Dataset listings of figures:
***

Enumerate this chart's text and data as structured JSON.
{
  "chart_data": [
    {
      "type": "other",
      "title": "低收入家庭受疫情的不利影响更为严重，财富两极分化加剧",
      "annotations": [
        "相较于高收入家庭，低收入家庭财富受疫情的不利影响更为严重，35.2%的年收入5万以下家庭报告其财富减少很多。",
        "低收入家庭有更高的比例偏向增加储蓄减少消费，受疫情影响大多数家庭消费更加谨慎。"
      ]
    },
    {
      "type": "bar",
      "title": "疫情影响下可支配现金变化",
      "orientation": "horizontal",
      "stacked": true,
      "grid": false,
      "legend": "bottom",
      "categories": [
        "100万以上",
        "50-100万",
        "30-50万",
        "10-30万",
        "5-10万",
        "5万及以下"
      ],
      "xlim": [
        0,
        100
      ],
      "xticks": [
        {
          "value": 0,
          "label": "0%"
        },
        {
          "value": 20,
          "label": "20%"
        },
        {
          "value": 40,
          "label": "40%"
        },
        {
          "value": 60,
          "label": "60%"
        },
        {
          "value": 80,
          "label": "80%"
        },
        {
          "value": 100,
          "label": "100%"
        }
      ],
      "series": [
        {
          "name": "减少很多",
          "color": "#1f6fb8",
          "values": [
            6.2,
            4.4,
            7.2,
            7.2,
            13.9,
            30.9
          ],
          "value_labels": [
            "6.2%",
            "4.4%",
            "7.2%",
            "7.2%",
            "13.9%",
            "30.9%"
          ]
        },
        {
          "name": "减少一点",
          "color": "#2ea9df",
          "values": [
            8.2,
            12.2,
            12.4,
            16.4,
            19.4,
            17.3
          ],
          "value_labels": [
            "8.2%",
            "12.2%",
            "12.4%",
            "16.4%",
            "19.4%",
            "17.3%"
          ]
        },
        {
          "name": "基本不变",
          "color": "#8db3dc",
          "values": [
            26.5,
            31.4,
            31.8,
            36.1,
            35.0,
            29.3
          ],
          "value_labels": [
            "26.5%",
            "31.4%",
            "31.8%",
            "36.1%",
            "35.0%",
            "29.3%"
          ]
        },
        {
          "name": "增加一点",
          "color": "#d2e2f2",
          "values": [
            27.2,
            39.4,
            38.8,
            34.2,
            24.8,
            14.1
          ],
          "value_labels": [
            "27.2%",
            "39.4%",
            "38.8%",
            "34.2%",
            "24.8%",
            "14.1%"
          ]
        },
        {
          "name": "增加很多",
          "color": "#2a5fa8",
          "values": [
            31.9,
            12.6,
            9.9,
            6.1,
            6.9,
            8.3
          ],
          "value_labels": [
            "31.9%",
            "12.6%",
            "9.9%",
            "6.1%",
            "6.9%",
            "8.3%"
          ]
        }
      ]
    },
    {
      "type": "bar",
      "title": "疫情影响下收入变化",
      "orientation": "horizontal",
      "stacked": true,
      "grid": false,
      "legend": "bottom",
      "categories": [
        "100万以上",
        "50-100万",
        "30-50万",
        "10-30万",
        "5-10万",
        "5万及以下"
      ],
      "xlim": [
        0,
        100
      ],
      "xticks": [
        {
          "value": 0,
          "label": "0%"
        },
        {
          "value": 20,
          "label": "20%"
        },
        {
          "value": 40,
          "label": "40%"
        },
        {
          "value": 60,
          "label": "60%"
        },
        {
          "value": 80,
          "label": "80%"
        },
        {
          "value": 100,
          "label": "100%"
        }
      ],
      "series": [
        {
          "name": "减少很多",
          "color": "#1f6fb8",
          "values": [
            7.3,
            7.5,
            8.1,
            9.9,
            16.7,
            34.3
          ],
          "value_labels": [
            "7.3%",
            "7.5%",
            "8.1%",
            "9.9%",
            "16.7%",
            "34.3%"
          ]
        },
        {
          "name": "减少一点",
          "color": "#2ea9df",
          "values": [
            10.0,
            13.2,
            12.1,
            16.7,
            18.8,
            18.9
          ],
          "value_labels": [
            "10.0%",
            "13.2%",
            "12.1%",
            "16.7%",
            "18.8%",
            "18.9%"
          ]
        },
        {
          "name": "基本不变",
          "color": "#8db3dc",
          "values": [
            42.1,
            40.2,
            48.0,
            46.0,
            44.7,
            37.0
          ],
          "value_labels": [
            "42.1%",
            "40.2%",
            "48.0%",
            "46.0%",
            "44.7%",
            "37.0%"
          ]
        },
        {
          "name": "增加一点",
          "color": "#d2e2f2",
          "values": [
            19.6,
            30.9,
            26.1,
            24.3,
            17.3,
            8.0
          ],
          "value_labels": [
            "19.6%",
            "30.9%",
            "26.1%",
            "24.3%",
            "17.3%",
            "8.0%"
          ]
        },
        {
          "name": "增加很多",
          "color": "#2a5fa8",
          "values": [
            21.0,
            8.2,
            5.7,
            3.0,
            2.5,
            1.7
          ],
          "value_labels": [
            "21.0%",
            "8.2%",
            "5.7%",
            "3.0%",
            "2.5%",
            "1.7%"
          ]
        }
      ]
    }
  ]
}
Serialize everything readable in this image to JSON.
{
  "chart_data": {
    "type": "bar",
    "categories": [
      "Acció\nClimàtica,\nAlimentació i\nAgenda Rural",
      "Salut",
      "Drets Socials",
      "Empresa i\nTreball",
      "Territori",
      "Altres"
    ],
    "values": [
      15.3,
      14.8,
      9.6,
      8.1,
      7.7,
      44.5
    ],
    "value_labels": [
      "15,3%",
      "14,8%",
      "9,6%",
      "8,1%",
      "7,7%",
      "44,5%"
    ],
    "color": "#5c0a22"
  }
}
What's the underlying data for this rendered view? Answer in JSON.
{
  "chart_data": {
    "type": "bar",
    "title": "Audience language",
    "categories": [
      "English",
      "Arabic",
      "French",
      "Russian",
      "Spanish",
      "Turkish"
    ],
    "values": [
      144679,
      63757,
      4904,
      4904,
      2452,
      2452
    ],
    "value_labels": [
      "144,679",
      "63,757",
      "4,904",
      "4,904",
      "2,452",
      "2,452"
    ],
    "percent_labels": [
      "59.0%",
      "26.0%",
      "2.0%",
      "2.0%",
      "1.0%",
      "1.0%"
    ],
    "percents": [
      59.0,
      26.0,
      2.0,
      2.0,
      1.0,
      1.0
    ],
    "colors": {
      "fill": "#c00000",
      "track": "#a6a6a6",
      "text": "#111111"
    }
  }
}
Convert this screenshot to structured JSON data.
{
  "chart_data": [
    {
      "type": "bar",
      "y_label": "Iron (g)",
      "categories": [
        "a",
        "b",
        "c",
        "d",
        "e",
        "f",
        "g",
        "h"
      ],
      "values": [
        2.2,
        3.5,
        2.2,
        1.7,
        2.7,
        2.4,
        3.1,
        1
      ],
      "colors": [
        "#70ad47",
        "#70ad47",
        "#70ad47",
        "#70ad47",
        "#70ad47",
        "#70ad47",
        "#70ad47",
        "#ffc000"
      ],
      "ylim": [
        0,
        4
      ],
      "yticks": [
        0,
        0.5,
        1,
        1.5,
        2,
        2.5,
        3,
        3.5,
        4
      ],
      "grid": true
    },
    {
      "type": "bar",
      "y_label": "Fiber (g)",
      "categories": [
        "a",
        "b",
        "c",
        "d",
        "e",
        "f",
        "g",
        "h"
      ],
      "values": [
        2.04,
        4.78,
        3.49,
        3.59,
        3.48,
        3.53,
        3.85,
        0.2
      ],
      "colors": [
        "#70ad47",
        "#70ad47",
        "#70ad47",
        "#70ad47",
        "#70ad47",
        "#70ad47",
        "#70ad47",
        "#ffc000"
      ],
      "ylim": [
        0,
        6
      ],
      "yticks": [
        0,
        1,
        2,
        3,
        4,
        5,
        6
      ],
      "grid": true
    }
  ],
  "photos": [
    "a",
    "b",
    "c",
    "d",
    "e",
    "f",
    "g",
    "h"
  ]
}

***

§ **Exercise requirements**
Make an exact copy of the data above.

§ **Solution to this task**
Enumerate this chart's text and data as structured JSON.
{
  "chart_data": [
    {
      "type": "other",
      "title": "低收入家庭受疫情的不利影响更为严重，财富两极分化加剧",
      "annotations": [
        "相较于高收入家庭，低收入家庭财富受疫情的不利影响更为严重，35.2%的年收入5万以下家庭报告其财富减少很多。",
        "低收入家庭有更高的比例偏向增加储蓄减少消费，受疫情影响大多数家庭消费更加谨慎。"
      ]
    },
    {
      "type": "bar",
      "title": "疫情影响下可支配现金变化",
      "orientation": "horizontal",
      "stacked": true,
      "grid": false,
      "legend": "bottom",
      "categories": [
        "100万以上",
        "50-100万",
        "30-50万",
        "10-30万",
        "5-10万",
        "5万及以下"
      ],
      "xlim": [
        0,
        100
      ],
      "xticks": [
        {
          "value": 0,
          "label": "0%"
        },
        {
          "value": 20,
          "label": "20%"
        },
        {
          "value": 40,
          "label": "40%"
        },
        {
          "value": 60,
          "label": "60%"
        },
        {
          "value": 80,
          "label": "80%"
        },
        {
          "value": 100,
          "label": "100%"
        }
      ],
      "series": [
        {
          "name": "减少很多",
          "color": "#1f6fb8",
          "values": [
            6.2,
            4.4,
            7.2,
            7.2,
            13.9,
            30.9
          ],
          "value_labels": [
            "6.2%",
            "4.4%",
            "7.2%",
            "7.2%",
            "13.9%",
            "30.9%"
          ]
        },
        {
          "name": "减少一点",
          "color": "#2ea9df",
          "values": [
            8.2,
            12.2,
            12.4,
            16.4,
            19.4,
            17.3
          ],
          "value_labels": [
            "8.2%",
            "12.2%",
            "12.4%",
            "16.4%",
            "19.4%",
            "17.3%"
          ]
        },
        {
          "name": "基本不变",
          "color": "#8db3dc",
          "values": [
            26.5,
            31.4,
            31.8,
            36.1,
            35.0,
            29.3
          ],
          "value_labels": [
            "26.5%",
            "31.4%",
            "31.8%",
            "36.1%",
            "35.0%",
            "29.3%"
          ]
        },
        {
          "name": "增加一点",
          "color": "#d2e2f2",
          "values": [
            27.2,
            39.4,
            38.8,
            34.2,
            24.8,
            14.1
          ],
          "value_labels": [
            "27.2%",
            "39.4%",
            "38.8%",
            "34.2%",
            "24.8%",
            "14.1%"
          ]
        },
        {
          "name": "增加很多",
          "color": "#2a5fa8",
          "values": [
            31.9,
            12.6,
            9.9,
            6.1,
            6.9,
            8.3
          ],
          "value_labels": [
            "31.9%",
            "12.6%",
            "9.9%",
            "6.1%",
            "6.9%",
            "8.3%"
          ]
        }
      ]
    },
    {
      "type": "bar",
      "title": "疫情影响下收入变化",
      "orientation": "horizontal",
      "stacked": true,
      "grid": false,
      "legend": "bottom",
      "categories": [
        "100万以上",
        "50-100万",
        "30-50万",
        "10-30万",
        "5-10万",
        "5万及以下"
      ],
      "xlim": [
        0,
        100
      ],
      "xticks": [
        {
          "value": 0,
          "label": "0%"
        },
        {
          "value": 20,
          "label": "20%"
        },
        {
          "value": 40,
          "label": "40%"
        },
        {
          "value": 60,
          "label": "60%"
        },
        {
          "value": 80,
          "label": "80%"
        },
        {
          "value": 100,
          "label": "100%"
        }
      ],
      "series": [
        {
          "name": "减少很多",
          "color": "#1f6fb8",
          "values": [
            7.3,
            7.5,
            8.1,
            9.9,
            16.7,
            34.3
          ],
          "value_labels": [
            "7.3%",
            "7.5%",
            "8.1%",
            "9.9%",
            "16.7%",
            "34.3%"
          ]
        },
        {
          "name": "减少一点",
          "color": "#2ea9df",
          "values": [
            10.0,
            13.2,
            12.1,
            16.7,
            18.8,
            18.9
          ],
          "value_labels": [
            "10.0%",
            "13.2%",
            "12.1%",
            "16.7%",
            "18.8%",
            "18.9%"
          ]
        },
        {
          "name": "基本不变",
          "color": "#8db3dc",
          "values": [
            42.1,
            40.2,
            48.0,
            46.0,
            44.7,
            37.0
          ],
          "value_labels": [
            "42.1%",
            "40.2%",
            "48.0%",
            "46.0%",
            "44.7%",
            "37.0%"
          ]
        },
        {
          "name": "增加一点",
          "color": "#d2e2f2",
          "values": [
            19.6,
            30.9,
            26.1,
            24.3,
            17.3,
            8.0
          ],
          "value_labels": [
            "19.6%",
            "30.9%",
            "26.1%",
            "24.3%",
            "17.3%",
            "8.0%"
          ]
        },
        {
          "name": "增加很多",
          "color": "#2a5fa8",
          "values": [
            21.0,
            8.2,
            5.7,
            3.0,
            2.5,
            1.7
          ],
          "value_labels": [
            "21.0%",
            "8.2%",
            "5.7%",
            "3.0%",
            "2.5%",
            "1.7%"
          ]
        }
      ]
    }
  ]
}
Serialize everything readable in this image to JSON.
{
  "chart_data": {
    "type": "bar",
    "categories": [
      "Acció\nClimàtica,\nAlimentació i\nAgenda Rural",
      "Salut",
      "Drets Socials",
      "Empresa i\nTreball",
      "Territori",
      "Altres"
    ],
    "values": [
      15.3,
      14.8,
      9.6,
      8.1,
      7.7,
      44.5
    ],
    "value_labels": [
      "15,3%",
      "14,8%",
      "9,6%",
      "8,1%",
      "7,7%",
      "44,5%"
    ],
    "color": "#5c0a22"
  }
}
What's the underlying data for this rendered view? Answer in JSON.
{
  "chart_data": {
    "type": "bar",
    "title": "Audience language",
    "categories": [
      "English",
      "Arabic",
      "French",
      "Russian",
      "Spanish",
      "Turkish"
    ],
    "values": [
      144679,
      63757,
      4904,
      4904,
      2452,
      2452
    ],
    "value_labels": [
      "144,679",
      "63,757",
      "4,904",
      "4,904",
      "2,452",
      "2,452"
    ],
    "percent_labels": [
      "59.0%",
      "26.0%",
      "2.0%",
      "2.0%",
      "1.0%",
      "1.0%"
    ],
    "percents": [
      59.0,
      26.0,
      2.0,
      2.0,
      1.0,
      1.0
    ],
    "colors": {
      "fill": "#c00000",
      "track": "#a6a6a6",
      "text": "#111111"
    }
  }
}
Convert this screenshot to structured JSON data.
{
  "chart_data": [
    {
      "type": "bar",
      "y_label": "Iron (g)",
      "categories": [
        "a",
        "b",
        "c",
        "d",
        "e",
        "f",
        "g",
        "h"
      ],
      "values": [
        2.2,
        3.5,
        2.2,
        1.7,
        2.7,
        2.4,
        3.1,
        1
      ],
      "colors": [
        "#70ad47",
        "#70ad47",
        "#70ad47",
        "#70ad47",
        "#70ad47",
        "#70ad47",
        "#70ad47",
        "#ffc000"
      ],
      "ylim": [
        0,
        4
      ],
      "yticks": [
        0,
        0.5,
        1,
        1.5,
        2,
        2.5,
        3,
        3.5,
        4
      ],
      "grid": true
    },
    {
      "type": "bar",
      "y_label": "Fiber (g)",
      "categories": [
        "a",
        "b",
        "c",
        "d",
        "e",
        "f",
        "g",
        "h"
      ],
      "values": [
        2.04,
        4.78,
        3.49,
        3.59,
        3.48,
        3.53,
        3.85,
        0.2
      ],
      "colors": [
        "#70ad47",
        "#70ad47",
        "#70ad47",
        "#70ad47",
        "#70ad47",
        "#70ad47",
        "#70ad47",
        "#ffc000"
      ],
      "ylim": [
        0,
        6
      ],
      "yticks": [
        0,
        1,
        2,
        3,
        4,
        5,
        6
      ],
      "grid": true
    }
  ],
  "photos": [
    "a",
    "b",
    "c",
    "d",
    "e",
    "f",
    "g",
    "h"
  ]
}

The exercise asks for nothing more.